What is required
The entries below need to be written out exactly, with no pictures included.

=====

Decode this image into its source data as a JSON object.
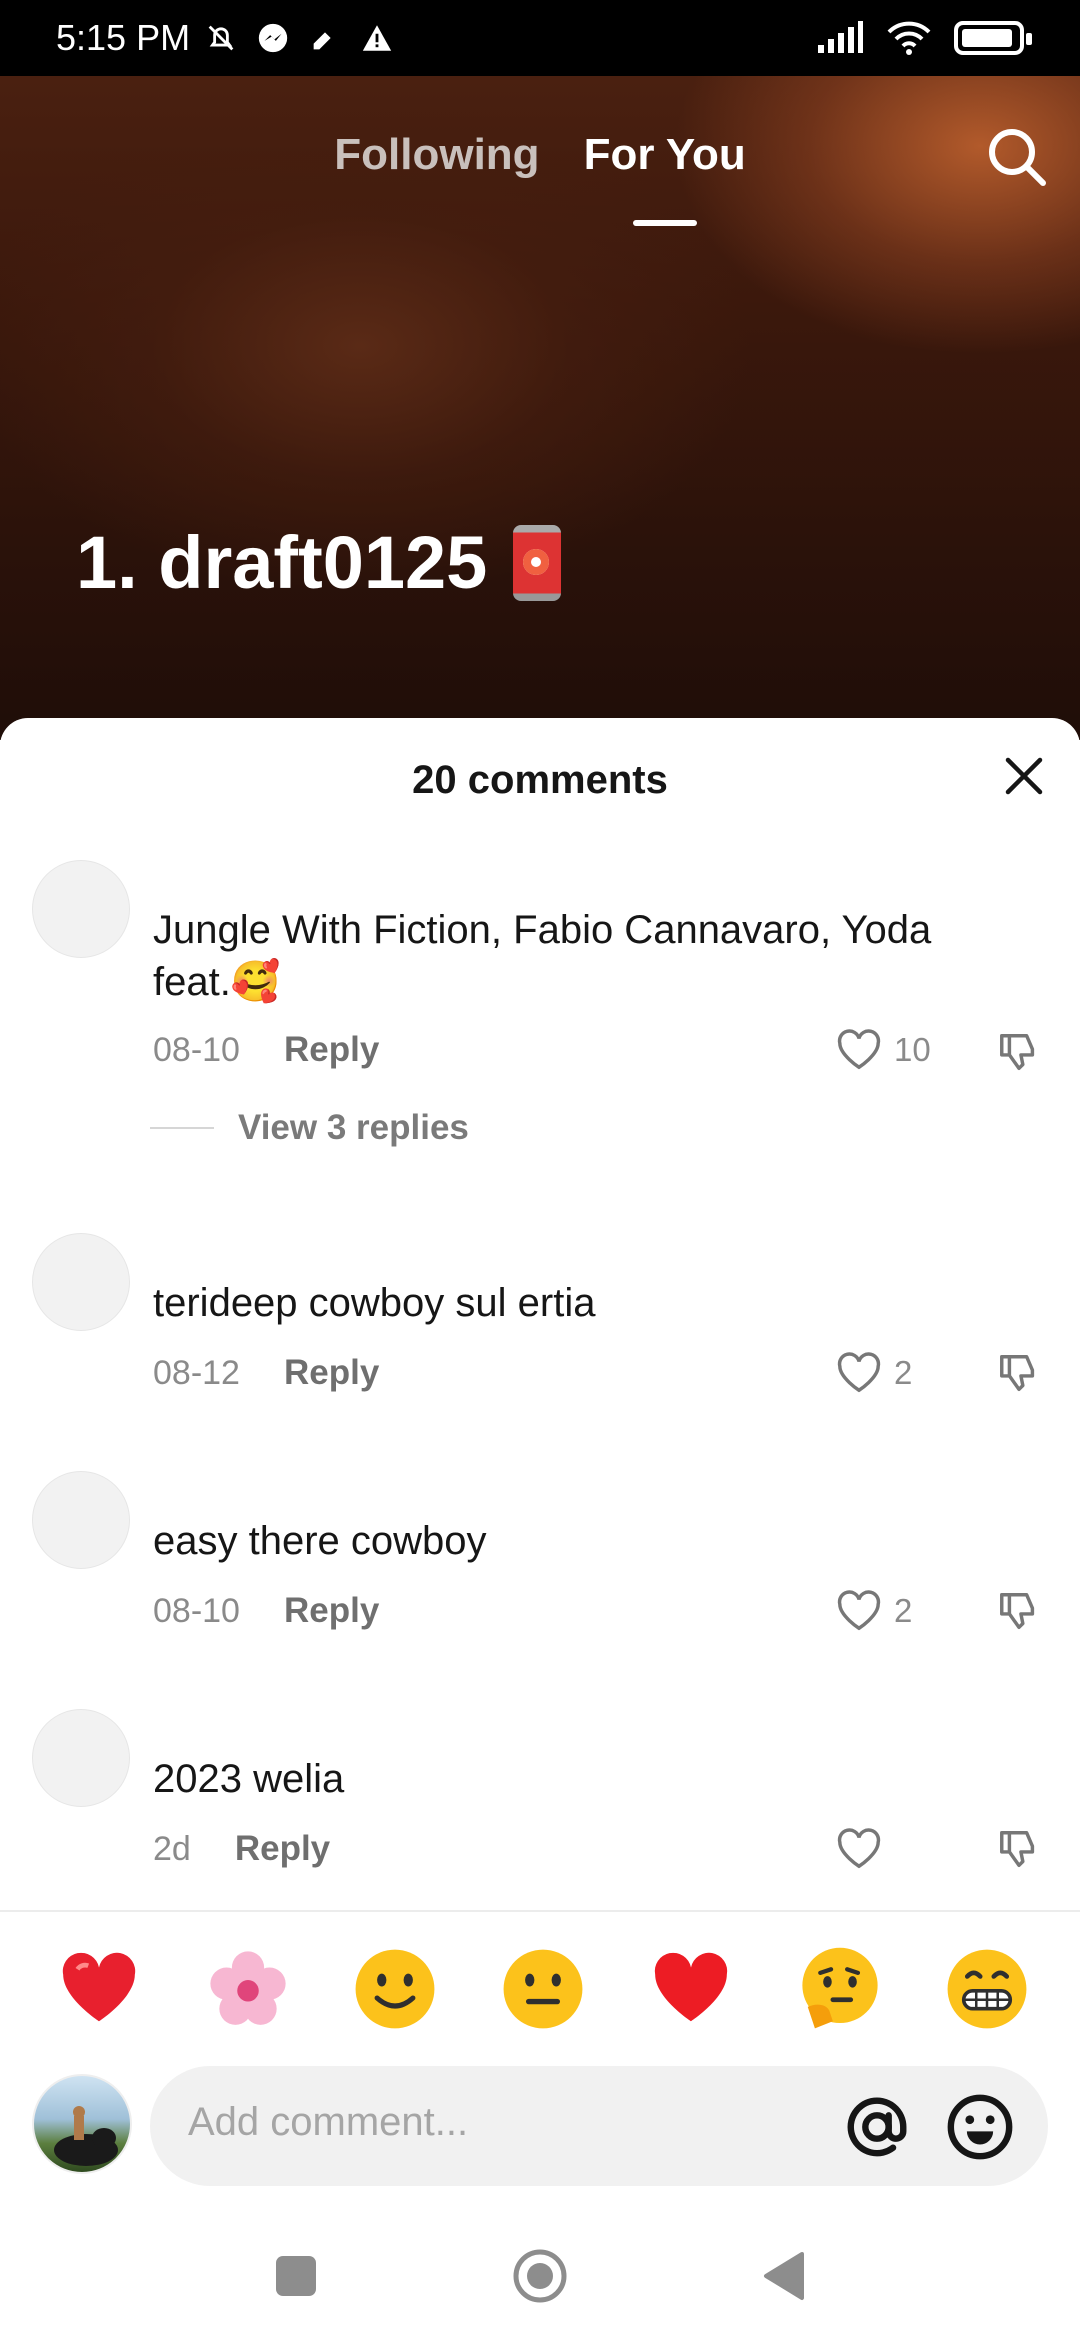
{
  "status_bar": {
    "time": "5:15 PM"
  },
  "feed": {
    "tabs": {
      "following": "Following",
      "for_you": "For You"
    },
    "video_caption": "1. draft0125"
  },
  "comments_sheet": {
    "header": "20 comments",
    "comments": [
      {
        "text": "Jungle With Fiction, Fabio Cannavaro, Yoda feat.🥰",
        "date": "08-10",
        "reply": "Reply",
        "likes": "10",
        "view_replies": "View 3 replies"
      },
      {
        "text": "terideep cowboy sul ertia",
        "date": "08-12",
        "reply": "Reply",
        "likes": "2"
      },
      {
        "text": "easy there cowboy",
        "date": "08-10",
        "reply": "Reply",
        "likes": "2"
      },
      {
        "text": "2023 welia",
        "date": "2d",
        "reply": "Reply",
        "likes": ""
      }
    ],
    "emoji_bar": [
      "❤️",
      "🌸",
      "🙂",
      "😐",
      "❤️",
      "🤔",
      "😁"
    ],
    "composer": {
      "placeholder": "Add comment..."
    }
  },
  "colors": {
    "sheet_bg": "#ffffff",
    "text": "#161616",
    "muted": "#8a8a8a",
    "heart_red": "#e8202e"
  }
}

=====

Solution
Decode this image into its source data as a JSON object.
{
  "status_bar": {
    "time": "5:15 PM"
  },
  "feed": {
    "tabs": {
      "following": "Following",
      "for_you": "For You"
    },
    "video_caption": "1. draft0125"
  },
  "comments_sheet": {
    "header": "20 comments",
    "comments": [
      {
        "text": "Jungle With Fiction, Fabio Cannavaro, Yoda feat.🥰",
        "date": "08-10",
        "reply": "Reply",
        "likes": "10",
        "view_replies": "View 3 replies"
      },
      {
        "text": "terideep cowboy sul ertia",
        "date": "08-12",
        "reply": "Reply",
        "likes": "2"
      },
      {
        "text": "easy there cowboy",
        "date": "08-10",
        "reply": "Reply",
        "likes": "2"
      },
      {
        "text": "2023 welia",
        "date": "2d",
        "reply": "Reply",
        "likes": ""
      }
    ],
    "emoji_bar": [
      "❤️",
      "🌸",
      "🙂",
      "😐",
      "❤️",
      "🤔",
      "😁"
    ],
    "composer": {
      "placeholder": "Add comment..."
    }
  },
  "colors": {
    "sheet_bg": "#ffffff",
    "text": "#161616",
    "muted": "#8a8a8a",
    "heart_red": "#e8202e"
  }
}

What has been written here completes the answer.